### Objective
In the material, from the start up to and including the line with "table2-row-name: Массовая концентрация железа, $мг/дм^3$, не", change "Наименование показателя" to "Название показателя" and rewrite those lines with nothing else altered.

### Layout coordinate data
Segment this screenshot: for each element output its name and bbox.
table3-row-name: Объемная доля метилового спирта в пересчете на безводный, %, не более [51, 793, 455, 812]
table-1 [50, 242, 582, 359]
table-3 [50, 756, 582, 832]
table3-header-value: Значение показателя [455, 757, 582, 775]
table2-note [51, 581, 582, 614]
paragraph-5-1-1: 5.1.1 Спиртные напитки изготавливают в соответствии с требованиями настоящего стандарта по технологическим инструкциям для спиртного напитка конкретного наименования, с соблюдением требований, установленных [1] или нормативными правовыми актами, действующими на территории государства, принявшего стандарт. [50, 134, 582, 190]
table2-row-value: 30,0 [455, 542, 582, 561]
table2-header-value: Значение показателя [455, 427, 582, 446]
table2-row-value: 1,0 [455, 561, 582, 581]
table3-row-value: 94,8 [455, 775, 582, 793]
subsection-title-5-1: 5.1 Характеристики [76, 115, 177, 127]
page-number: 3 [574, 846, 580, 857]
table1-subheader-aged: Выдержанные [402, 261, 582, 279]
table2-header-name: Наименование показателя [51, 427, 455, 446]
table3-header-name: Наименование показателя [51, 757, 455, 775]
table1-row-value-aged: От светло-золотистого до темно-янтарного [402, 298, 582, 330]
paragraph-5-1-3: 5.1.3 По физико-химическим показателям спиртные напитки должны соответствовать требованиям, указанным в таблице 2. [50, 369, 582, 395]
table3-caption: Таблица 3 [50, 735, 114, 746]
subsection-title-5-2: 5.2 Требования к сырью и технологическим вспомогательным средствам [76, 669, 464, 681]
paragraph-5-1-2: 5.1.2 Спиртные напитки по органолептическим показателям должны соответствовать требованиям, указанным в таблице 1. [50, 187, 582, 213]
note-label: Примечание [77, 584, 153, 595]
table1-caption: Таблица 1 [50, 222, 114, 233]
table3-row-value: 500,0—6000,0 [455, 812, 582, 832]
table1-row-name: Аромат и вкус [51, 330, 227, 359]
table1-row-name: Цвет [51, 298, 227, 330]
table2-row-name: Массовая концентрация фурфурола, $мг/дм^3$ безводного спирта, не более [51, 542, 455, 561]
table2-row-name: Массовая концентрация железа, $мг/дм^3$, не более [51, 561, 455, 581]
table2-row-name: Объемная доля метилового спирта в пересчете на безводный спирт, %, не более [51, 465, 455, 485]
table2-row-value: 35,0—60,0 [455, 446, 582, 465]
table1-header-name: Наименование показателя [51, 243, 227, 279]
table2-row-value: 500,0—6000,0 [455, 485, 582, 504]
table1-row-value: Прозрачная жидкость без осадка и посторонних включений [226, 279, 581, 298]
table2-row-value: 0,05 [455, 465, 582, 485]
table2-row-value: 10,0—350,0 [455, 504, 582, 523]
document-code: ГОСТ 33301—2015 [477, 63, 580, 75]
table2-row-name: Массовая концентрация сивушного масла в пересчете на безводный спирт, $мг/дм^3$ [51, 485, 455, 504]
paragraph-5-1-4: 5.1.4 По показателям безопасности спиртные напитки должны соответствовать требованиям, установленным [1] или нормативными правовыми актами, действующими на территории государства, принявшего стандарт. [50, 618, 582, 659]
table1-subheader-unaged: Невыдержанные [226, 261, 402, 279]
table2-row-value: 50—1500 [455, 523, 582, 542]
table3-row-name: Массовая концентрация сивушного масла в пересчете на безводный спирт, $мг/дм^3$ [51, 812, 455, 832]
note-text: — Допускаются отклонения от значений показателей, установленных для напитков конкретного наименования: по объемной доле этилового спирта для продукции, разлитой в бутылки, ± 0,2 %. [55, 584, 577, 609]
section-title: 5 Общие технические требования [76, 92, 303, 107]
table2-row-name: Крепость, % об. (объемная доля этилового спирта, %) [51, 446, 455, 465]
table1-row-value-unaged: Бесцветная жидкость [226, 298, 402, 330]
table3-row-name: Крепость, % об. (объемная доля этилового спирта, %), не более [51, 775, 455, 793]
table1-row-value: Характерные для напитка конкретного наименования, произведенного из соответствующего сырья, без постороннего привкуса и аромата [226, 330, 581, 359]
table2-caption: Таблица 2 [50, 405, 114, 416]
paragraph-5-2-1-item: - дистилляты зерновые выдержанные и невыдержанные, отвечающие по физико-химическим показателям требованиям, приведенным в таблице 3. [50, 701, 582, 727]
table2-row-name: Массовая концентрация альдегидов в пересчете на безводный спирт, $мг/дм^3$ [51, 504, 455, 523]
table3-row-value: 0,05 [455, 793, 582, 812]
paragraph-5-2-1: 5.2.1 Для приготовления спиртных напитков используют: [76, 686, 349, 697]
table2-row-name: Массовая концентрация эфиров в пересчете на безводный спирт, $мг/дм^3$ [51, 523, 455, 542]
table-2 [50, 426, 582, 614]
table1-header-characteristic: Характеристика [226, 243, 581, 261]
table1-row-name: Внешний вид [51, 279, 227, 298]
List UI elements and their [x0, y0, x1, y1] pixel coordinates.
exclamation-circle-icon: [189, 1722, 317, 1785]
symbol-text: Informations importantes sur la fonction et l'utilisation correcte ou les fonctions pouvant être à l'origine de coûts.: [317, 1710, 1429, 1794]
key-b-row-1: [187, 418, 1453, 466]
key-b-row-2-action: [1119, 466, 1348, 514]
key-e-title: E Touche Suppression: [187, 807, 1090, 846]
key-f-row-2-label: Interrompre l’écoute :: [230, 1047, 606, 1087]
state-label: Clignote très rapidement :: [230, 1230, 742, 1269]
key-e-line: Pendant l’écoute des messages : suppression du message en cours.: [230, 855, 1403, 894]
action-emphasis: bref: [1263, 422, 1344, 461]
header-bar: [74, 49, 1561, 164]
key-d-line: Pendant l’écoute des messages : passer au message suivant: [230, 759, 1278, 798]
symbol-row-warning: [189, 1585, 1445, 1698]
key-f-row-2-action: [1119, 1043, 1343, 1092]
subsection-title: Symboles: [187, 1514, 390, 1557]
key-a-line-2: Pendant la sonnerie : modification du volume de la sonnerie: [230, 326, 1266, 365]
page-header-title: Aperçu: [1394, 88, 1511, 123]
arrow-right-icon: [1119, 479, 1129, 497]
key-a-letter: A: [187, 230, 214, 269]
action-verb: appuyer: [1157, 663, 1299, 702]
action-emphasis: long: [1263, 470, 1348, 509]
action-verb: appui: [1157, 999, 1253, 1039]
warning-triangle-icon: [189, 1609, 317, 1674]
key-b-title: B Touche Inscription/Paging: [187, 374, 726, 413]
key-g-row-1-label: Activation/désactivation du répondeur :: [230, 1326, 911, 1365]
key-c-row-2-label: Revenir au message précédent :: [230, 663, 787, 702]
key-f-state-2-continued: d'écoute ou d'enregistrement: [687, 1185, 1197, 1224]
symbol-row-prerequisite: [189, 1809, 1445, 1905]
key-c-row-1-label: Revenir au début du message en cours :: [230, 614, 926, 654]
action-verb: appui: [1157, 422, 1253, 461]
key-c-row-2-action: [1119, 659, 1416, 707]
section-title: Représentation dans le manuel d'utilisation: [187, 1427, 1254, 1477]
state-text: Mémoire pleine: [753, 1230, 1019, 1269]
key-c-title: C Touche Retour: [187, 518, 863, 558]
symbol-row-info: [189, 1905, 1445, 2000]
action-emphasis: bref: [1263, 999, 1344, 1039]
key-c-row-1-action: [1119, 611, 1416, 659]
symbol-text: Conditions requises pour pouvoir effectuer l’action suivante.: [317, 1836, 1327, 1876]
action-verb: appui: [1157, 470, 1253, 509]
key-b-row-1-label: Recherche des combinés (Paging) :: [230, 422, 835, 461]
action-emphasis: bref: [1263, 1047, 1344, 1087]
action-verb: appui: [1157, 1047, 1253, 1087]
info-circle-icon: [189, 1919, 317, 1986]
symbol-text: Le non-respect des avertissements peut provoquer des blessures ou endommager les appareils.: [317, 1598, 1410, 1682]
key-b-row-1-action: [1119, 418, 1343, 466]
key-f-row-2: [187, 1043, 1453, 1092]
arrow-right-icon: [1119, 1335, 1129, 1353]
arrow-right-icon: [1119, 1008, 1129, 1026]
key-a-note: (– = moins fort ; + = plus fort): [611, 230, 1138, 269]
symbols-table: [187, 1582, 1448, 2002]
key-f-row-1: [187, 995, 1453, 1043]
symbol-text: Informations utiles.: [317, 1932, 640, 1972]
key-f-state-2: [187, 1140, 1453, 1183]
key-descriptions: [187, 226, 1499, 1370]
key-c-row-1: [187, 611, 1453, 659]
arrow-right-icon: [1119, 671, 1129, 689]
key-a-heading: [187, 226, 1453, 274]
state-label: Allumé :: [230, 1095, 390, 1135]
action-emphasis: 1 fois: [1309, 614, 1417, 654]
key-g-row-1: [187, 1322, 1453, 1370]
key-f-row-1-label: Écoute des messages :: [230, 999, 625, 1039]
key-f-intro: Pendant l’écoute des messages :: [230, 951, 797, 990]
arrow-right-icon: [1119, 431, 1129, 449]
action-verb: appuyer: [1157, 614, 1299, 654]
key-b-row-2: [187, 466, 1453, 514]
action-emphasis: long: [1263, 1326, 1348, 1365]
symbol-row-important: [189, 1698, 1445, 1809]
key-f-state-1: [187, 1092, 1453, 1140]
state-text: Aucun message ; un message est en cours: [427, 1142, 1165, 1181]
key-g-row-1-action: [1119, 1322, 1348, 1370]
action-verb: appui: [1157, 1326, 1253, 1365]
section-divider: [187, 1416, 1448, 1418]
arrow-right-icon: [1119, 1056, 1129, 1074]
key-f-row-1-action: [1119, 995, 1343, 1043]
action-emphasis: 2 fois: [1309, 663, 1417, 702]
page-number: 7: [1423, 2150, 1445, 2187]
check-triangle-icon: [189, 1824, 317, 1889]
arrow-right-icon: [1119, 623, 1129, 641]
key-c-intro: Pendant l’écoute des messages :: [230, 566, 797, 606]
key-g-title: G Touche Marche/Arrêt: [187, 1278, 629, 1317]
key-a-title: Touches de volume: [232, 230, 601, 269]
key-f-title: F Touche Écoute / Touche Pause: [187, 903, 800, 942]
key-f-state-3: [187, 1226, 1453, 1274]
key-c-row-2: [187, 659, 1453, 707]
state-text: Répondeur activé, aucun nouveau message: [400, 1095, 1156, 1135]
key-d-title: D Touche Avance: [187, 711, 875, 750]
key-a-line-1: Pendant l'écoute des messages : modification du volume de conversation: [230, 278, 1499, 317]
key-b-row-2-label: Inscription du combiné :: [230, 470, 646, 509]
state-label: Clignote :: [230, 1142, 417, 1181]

### Expected answer
Segment this screenshot: for each element output its name and bbox.
table3-row-name: Объемная доля метилового спирта в пересчете на безводный, %, не более [51, 793, 455, 812]
table-1 [50, 242, 582, 359]
table-3 [50, 756, 582, 832]
table3-header-value: Значение показателя [455, 757, 582, 775]
table2-note [51, 581, 582, 614]
paragraph-5-1-1: 5.1.1 Спиртные напитки изготавливают в соответствии с требованиями настоящего стандарта по технологическим инструкциям для спиртного напитка конкретного наименования, с соблюдением требований, установленных [1] или нормативными правовыми актами, действующими на территории государства, принявшего стандарт. [50, 134, 582, 190]
table2-row-value: 30,0 [455, 542, 582, 561]
table2-header-value: Значение показателя [455, 427, 582, 446]
table2-row-value: 1,0 [455, 561, 582, 581]
table3-row-value: 94,8 [455, 775, 582, 793]
subsection-title-5-1: 5.1 Характеристики [76, 115, 177, 127]
page-number: 3 [574, 846, 580, 857]
table1-subheader-aged: Выдержанные [402, 261, 582, 279]
table2-header-name: Название показателя [51, 427, 455, 446]
table3-header-name: Название показателя [51, 757, 455, 775]
table1-row-value-aged: От светло-золотистого до темно-янтарного [402, 298, 582, 330]
paragraph-5-1-3: 5.1.3 По физико-химическим показателям спиртные напитки должны соответствовать требованиям, указанным в таблице 2. [50, 369, 582, 395]
table3-caption: Таблица 3 [50, 735, 114, 746]
subsection-title-5-2: 5.2 Требования к сырью и технологическим вспомогательным средствам [76, 669, 464, 681]
paragraph-5-1-2: 5.1.2 Спиртные напитки по органолептическим показателям должны соответствовать требованиям, указанным в таблице 1. [50, 187, 582, 213]
note-label: Примечание [77, 584, 153, 595]
table1-caption: Таблица 1 [50, 222, 114, 233]
table3-row-value: 500,0—6000,0 [455, 812, 582, 832]
table1-row-name: Аромат и вкус [51, 330, 227, 359]
table1-row-name: Цвет [51, 298, 227, 330]
table2-row-name: Массовая концентрация фурфурола, $мг/дм^3$ безводного спирта, не более [51, 542, 455, 561]
table2-row-name: Массовая концентрация железа, $мг/дм^3$, не более [51, 561, 455, 581]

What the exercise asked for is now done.